--- Begin ---
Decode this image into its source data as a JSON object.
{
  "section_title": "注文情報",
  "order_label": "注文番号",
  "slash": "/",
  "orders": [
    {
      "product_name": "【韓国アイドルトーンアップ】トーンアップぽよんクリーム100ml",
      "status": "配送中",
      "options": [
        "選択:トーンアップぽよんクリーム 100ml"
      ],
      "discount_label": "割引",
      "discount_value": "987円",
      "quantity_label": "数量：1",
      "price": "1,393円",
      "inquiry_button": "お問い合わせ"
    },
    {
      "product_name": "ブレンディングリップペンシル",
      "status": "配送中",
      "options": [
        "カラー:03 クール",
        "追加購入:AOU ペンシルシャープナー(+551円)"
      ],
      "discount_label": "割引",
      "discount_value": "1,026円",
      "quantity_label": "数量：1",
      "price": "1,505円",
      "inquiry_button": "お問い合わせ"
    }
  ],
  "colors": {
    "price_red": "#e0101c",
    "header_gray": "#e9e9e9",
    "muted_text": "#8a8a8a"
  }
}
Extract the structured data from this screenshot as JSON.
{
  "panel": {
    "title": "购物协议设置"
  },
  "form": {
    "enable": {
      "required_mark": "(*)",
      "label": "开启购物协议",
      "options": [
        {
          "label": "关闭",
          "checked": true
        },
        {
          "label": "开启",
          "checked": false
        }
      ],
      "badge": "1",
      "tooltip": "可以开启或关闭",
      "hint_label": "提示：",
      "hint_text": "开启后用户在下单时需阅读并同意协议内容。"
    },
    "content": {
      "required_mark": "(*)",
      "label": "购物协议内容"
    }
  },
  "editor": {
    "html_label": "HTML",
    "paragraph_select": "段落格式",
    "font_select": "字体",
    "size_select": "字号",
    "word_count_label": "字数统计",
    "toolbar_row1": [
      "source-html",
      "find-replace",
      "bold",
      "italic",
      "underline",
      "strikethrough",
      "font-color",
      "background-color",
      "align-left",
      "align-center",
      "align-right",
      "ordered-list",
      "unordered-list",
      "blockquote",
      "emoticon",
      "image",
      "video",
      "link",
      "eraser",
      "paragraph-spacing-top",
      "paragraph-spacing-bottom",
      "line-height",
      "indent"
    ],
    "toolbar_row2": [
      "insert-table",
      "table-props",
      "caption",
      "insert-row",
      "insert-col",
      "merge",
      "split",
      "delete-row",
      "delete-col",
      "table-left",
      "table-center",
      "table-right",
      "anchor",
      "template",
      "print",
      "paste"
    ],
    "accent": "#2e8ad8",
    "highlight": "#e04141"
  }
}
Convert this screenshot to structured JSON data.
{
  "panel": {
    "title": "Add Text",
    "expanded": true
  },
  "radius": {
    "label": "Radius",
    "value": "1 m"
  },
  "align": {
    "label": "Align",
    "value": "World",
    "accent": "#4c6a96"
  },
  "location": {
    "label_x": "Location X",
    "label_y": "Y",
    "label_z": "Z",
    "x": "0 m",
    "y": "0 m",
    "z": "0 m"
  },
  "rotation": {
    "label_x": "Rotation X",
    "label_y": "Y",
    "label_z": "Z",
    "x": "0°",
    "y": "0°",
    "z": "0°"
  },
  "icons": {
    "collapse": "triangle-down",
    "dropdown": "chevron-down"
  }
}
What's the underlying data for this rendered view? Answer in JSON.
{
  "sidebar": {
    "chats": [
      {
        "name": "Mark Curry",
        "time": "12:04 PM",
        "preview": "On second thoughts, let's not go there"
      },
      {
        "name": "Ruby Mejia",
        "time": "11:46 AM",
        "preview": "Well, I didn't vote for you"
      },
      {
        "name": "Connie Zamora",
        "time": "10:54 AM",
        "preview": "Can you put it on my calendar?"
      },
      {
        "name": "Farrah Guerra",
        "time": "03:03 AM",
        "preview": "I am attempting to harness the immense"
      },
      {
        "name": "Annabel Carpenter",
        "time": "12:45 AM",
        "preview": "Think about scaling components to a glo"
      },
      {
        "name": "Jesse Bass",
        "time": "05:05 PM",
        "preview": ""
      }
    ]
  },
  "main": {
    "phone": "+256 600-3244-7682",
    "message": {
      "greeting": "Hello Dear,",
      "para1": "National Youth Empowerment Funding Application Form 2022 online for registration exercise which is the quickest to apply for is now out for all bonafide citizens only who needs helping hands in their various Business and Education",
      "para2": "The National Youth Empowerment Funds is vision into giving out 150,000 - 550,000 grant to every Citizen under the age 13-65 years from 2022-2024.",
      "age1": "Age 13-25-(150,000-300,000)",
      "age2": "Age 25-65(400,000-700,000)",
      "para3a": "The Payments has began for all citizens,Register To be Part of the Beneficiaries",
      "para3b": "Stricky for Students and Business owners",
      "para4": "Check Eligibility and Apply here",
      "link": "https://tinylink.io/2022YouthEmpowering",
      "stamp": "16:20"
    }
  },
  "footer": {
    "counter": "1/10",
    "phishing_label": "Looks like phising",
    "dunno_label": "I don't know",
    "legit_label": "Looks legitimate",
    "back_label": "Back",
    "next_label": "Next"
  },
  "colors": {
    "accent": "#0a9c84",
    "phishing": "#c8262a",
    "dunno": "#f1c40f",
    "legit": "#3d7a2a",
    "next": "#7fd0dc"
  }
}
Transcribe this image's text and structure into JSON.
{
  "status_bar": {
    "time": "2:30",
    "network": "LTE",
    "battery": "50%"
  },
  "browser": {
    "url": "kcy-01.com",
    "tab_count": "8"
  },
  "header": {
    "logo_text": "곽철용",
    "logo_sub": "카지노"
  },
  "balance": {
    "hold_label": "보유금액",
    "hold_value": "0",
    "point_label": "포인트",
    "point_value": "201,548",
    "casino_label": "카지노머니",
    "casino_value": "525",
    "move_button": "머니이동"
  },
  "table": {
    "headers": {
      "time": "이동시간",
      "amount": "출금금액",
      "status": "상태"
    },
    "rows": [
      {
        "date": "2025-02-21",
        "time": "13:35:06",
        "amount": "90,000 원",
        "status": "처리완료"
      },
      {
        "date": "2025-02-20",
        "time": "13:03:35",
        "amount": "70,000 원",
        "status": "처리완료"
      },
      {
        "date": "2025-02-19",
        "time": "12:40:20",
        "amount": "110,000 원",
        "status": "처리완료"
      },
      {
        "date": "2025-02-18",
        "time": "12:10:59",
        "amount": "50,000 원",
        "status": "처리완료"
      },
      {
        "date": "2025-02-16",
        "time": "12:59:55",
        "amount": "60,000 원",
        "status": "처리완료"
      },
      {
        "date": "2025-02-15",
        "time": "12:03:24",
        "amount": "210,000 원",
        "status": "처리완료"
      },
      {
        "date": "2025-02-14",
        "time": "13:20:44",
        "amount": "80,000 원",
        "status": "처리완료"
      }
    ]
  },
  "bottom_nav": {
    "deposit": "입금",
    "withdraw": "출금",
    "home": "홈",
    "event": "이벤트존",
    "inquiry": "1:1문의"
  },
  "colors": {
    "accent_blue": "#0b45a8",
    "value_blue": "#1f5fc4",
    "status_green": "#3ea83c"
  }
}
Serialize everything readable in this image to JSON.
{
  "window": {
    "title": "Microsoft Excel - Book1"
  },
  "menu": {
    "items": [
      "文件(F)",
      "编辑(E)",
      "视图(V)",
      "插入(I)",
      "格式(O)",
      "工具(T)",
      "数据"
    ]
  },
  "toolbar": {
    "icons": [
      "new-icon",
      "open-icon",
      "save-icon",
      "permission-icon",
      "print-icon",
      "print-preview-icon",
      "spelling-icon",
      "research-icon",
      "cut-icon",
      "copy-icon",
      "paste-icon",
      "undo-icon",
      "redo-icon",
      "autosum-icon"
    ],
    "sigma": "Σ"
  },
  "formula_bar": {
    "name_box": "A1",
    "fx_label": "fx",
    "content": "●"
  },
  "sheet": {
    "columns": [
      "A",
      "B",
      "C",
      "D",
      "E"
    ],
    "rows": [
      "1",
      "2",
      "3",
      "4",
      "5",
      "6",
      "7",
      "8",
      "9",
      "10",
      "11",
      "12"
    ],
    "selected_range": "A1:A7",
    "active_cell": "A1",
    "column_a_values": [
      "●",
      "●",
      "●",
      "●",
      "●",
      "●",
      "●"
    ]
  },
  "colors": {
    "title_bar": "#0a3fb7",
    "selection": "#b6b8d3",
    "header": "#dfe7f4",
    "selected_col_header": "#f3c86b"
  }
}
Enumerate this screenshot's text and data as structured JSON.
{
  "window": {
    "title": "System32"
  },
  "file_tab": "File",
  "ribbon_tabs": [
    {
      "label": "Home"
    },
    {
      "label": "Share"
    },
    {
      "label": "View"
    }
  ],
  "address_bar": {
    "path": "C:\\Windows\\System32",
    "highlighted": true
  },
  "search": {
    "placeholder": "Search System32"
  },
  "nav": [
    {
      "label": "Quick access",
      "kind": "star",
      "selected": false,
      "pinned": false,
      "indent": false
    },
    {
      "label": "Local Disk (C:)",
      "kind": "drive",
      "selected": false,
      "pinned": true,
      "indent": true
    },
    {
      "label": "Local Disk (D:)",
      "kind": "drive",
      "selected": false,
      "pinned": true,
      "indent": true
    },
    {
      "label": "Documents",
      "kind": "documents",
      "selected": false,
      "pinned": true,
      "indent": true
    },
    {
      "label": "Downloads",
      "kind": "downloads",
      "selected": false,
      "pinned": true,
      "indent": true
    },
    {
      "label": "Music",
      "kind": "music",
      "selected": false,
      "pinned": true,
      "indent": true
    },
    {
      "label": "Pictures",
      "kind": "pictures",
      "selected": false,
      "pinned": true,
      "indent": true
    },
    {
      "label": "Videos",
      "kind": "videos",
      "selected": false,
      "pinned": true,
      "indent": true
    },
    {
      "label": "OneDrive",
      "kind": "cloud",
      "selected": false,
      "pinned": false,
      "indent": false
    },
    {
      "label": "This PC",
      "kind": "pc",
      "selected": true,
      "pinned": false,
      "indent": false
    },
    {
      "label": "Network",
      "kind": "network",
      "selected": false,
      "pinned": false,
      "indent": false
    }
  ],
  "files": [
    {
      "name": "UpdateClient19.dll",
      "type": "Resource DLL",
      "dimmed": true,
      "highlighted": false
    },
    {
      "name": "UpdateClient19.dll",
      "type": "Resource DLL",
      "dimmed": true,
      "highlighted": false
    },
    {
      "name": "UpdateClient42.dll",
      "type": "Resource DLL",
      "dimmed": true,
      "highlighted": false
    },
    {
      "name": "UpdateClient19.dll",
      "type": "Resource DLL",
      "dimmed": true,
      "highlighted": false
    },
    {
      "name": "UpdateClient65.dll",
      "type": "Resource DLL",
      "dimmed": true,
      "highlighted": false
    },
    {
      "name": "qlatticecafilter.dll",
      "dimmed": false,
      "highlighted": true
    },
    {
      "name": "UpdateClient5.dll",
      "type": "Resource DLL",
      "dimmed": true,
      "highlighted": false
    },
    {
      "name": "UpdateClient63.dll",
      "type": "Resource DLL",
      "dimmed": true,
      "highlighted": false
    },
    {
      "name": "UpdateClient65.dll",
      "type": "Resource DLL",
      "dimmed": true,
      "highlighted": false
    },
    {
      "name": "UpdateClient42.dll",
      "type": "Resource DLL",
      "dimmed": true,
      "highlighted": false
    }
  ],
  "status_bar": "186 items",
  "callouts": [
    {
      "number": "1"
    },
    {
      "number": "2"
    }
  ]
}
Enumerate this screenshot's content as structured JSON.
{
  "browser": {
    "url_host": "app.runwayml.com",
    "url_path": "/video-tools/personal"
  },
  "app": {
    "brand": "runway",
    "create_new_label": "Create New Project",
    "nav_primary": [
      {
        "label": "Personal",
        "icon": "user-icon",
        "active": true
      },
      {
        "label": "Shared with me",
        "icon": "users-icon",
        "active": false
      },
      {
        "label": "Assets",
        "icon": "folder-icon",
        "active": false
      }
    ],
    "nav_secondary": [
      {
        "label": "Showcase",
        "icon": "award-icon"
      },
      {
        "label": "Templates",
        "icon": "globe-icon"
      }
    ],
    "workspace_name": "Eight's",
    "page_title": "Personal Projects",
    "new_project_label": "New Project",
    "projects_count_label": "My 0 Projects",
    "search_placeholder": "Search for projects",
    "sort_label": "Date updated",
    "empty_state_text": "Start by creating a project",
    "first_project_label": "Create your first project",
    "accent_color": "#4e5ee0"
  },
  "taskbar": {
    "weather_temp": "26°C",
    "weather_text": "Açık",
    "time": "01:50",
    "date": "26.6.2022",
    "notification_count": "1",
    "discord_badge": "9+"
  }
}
--- End ---
# GIVEN PROBLEM
From the records above, work out how many lines contain the string "structured". Give only the number.

# SOLVED EXERCISE
4